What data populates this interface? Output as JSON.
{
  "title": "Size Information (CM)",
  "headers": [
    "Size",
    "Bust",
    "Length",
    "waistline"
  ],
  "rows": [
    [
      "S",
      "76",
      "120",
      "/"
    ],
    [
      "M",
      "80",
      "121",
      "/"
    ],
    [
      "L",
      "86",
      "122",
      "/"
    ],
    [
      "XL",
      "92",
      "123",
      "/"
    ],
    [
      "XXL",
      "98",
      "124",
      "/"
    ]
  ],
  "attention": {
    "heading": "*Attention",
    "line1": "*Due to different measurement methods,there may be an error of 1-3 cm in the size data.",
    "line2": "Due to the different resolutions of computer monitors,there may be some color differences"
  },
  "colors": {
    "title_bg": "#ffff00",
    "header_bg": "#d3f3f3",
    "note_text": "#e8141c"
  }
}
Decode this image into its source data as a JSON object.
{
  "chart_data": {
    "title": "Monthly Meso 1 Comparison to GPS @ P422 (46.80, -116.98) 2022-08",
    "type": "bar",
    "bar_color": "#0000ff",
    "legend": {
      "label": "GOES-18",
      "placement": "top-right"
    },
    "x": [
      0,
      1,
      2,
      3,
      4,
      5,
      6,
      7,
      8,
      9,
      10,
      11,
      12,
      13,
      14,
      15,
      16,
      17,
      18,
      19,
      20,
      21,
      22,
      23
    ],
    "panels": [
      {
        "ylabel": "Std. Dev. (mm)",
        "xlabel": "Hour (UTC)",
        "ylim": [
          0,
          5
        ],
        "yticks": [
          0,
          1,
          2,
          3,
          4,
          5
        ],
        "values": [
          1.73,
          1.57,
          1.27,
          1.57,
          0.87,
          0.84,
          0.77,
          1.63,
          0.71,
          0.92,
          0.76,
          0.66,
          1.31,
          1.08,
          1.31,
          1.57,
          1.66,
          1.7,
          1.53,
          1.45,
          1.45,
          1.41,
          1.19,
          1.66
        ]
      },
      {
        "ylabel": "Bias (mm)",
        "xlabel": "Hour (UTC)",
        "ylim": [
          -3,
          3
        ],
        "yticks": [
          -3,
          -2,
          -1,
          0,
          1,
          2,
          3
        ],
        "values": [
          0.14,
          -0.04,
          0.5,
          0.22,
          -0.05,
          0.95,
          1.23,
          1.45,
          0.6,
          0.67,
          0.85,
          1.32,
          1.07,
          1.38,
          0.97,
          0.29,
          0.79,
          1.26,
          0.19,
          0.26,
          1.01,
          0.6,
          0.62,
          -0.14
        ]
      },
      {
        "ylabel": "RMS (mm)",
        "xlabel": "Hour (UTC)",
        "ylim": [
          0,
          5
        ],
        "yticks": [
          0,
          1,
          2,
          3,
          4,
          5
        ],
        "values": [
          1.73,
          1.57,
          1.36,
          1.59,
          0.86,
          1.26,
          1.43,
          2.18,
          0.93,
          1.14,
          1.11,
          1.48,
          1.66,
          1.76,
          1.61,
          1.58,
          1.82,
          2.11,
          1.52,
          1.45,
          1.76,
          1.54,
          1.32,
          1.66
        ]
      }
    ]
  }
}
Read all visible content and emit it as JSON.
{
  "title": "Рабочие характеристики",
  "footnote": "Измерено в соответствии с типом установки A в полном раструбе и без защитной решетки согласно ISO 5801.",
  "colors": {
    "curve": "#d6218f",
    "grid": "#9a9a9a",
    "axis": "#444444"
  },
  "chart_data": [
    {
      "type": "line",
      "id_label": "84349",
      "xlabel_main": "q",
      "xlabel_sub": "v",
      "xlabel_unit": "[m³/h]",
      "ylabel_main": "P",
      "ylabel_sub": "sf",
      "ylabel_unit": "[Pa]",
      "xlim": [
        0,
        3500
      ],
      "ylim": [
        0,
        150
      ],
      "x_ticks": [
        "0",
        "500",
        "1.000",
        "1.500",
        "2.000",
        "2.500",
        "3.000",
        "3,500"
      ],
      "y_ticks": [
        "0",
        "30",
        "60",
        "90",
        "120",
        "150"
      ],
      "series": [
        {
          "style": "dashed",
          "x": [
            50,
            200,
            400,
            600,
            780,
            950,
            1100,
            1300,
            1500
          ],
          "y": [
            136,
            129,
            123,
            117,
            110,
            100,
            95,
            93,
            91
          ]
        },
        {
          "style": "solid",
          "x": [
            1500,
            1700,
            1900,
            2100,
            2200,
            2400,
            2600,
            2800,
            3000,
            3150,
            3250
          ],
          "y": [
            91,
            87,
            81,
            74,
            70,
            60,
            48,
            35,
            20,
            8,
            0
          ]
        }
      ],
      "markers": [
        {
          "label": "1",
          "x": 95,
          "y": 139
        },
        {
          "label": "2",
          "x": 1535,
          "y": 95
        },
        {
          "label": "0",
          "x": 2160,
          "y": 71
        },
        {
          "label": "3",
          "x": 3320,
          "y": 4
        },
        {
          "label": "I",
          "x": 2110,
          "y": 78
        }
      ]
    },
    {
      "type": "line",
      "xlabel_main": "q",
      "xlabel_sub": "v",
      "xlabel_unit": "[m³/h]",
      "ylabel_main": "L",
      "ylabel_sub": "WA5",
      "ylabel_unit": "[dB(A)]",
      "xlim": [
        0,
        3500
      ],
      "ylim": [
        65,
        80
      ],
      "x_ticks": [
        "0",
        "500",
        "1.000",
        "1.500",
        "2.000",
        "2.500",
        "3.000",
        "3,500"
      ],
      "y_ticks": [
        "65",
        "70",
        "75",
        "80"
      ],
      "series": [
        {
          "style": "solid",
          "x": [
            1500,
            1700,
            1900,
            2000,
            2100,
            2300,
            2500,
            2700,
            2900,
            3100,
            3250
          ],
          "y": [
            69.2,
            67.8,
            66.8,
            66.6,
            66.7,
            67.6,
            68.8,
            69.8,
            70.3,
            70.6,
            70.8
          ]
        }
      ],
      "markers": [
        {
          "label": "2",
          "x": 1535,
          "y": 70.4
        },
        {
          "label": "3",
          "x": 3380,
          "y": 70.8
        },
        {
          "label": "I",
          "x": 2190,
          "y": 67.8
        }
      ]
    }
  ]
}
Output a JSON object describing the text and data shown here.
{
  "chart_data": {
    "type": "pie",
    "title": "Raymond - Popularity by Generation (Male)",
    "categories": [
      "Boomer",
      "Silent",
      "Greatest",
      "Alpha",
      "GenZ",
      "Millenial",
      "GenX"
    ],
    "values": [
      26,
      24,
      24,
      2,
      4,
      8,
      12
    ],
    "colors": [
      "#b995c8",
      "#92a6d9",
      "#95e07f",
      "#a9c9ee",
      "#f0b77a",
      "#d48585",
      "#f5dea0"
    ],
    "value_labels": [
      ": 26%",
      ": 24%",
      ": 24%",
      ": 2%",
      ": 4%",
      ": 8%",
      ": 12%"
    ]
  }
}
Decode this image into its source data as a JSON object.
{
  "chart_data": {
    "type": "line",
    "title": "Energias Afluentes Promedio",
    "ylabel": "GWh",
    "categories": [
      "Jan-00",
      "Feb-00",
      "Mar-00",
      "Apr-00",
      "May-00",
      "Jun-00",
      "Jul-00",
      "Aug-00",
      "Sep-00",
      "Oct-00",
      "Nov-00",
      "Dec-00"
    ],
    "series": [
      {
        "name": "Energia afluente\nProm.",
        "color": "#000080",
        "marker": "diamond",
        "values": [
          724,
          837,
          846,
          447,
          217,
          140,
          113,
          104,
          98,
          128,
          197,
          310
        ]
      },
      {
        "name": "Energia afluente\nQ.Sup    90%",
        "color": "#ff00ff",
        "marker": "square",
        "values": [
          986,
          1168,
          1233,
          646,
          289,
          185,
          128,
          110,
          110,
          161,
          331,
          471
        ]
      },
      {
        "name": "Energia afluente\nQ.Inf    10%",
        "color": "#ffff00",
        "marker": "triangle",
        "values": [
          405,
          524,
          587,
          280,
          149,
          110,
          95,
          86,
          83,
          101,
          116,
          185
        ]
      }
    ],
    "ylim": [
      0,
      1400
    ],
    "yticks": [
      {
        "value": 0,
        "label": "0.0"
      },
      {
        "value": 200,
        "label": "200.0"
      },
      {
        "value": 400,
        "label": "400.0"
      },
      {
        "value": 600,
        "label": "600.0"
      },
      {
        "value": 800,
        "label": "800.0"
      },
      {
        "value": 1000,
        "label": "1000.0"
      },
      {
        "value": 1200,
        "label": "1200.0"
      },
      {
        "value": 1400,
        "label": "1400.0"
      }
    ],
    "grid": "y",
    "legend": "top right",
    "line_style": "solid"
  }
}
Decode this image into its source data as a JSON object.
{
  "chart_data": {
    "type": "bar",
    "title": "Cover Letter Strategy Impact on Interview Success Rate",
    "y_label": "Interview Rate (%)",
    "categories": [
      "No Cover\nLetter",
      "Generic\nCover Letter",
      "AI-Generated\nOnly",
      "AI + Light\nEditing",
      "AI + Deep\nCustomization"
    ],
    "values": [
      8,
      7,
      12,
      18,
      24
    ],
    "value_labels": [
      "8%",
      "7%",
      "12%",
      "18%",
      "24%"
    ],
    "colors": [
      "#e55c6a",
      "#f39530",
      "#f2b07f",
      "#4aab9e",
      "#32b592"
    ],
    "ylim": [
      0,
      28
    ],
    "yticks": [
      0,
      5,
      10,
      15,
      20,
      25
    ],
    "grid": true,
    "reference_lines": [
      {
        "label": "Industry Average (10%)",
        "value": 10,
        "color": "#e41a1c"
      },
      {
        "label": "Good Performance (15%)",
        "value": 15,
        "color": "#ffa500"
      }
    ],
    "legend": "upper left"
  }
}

▶ **CHALLENGE**: List each line holding the string "different".

▶ **RESULT OF THE EXERCISE**:
    "line1": "*Due to different measurement methods,there may be an error of 1-3 cm in the size data.",
    "line2": "Due to the different resolutions of computer monitors,there may be some color differences"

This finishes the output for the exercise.